Exercise description:
Each of the entries should be retyped precisely as it appears.

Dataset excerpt
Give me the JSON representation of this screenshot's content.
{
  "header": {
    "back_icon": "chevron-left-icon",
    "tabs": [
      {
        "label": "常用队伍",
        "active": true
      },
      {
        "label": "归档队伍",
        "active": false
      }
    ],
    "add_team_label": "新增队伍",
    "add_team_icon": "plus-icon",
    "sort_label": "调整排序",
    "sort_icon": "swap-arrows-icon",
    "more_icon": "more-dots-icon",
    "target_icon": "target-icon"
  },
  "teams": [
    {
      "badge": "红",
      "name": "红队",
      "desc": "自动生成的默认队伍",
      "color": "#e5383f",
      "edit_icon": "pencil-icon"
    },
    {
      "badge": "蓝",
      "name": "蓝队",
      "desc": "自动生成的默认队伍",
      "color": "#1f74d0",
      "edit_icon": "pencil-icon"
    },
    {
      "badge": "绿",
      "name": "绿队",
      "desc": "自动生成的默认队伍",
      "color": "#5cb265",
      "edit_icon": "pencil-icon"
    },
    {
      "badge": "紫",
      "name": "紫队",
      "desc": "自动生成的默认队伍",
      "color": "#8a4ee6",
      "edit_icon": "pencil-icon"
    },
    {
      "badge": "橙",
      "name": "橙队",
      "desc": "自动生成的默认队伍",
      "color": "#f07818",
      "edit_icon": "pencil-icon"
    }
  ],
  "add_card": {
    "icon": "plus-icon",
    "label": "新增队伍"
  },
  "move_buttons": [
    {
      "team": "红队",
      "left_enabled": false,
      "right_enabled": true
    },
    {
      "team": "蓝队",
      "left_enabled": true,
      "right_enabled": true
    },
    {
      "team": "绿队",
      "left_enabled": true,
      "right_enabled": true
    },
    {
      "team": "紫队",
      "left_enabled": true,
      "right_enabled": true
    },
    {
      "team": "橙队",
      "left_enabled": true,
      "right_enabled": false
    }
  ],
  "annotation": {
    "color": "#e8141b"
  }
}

Response to this task:
Give me the JSON representation of this screenshot's content.
{
  "header": {
    "back_icon": "chevron-left-icon",
    "tabs": [
      {
        "label": "常用队伍",
        "active": true
      },
      {
        "label": "归档队伍",
        "active": false
      }
    ],
    "add_team_label": "新增队伍",
    "add_team_icon": "plus-icon",
    "sort_label": "调整排序",
    "sort_icon": "swap-arrows-icon",
    "more_icon": "more-dots-icon",
    "target_icon": "target-icon"
  },
  "teams": [
    {
      "badge": "红",
      "name": "红队",
      "desc": "自动生成的默认队伍",
      "color": "#e5383f",
      "edit_icon": "pencil-icon"
    },
    {
      "badge": "蓝",
      "name": "蓝队",
      "desc": "自动生成的默认队伍",
      "color": "#1f74d0",
      "edit_icon": "pencil-icon"
    },
    {
      "badge": "绿",
      "name": "绿队",
      "desc": "自动生成的默认队伍",
      "color": "#5cb265",
      "edit_icon": "pencil-icon"
    },
    {
      "badge": "紫",
      "name": "紫队",
      "desc": "自动生成的默认队伍",
      "color": "#8a4ee6",
      "edit_icon": "pencil-icon"
    },
    {
      "badge": "橙",
      "name": "橙队",
      "desc": "自动生成的默认队伍",
      "color": "#f07818",
      "edit_icon": "pencil-icon"
    }
  ],
  "add_card": {
    "icon": "plus-icon",
    "label": "新增队伍"
  },
  "move_buttons": [
    {
      "team": "红队",
      "left_enabled": false,
      "right_enabled": true
    },
    {
      "team": "蓝队",
      "left_enabled": true,
      "right_enabled": true
    },
    {
      "team": "绿队",
      "left_enabled": true,
      "right_enabled": true
    },
    {
      "team": "紫队",
      "left_enabled": true,
      "right_enabled": true
    },
    {
      "team": "橙队",
      "left_enabled": true,
      "right_enabled": false
    }
  ],
  "annotation": {
    "color": "#e8141b"
  }
}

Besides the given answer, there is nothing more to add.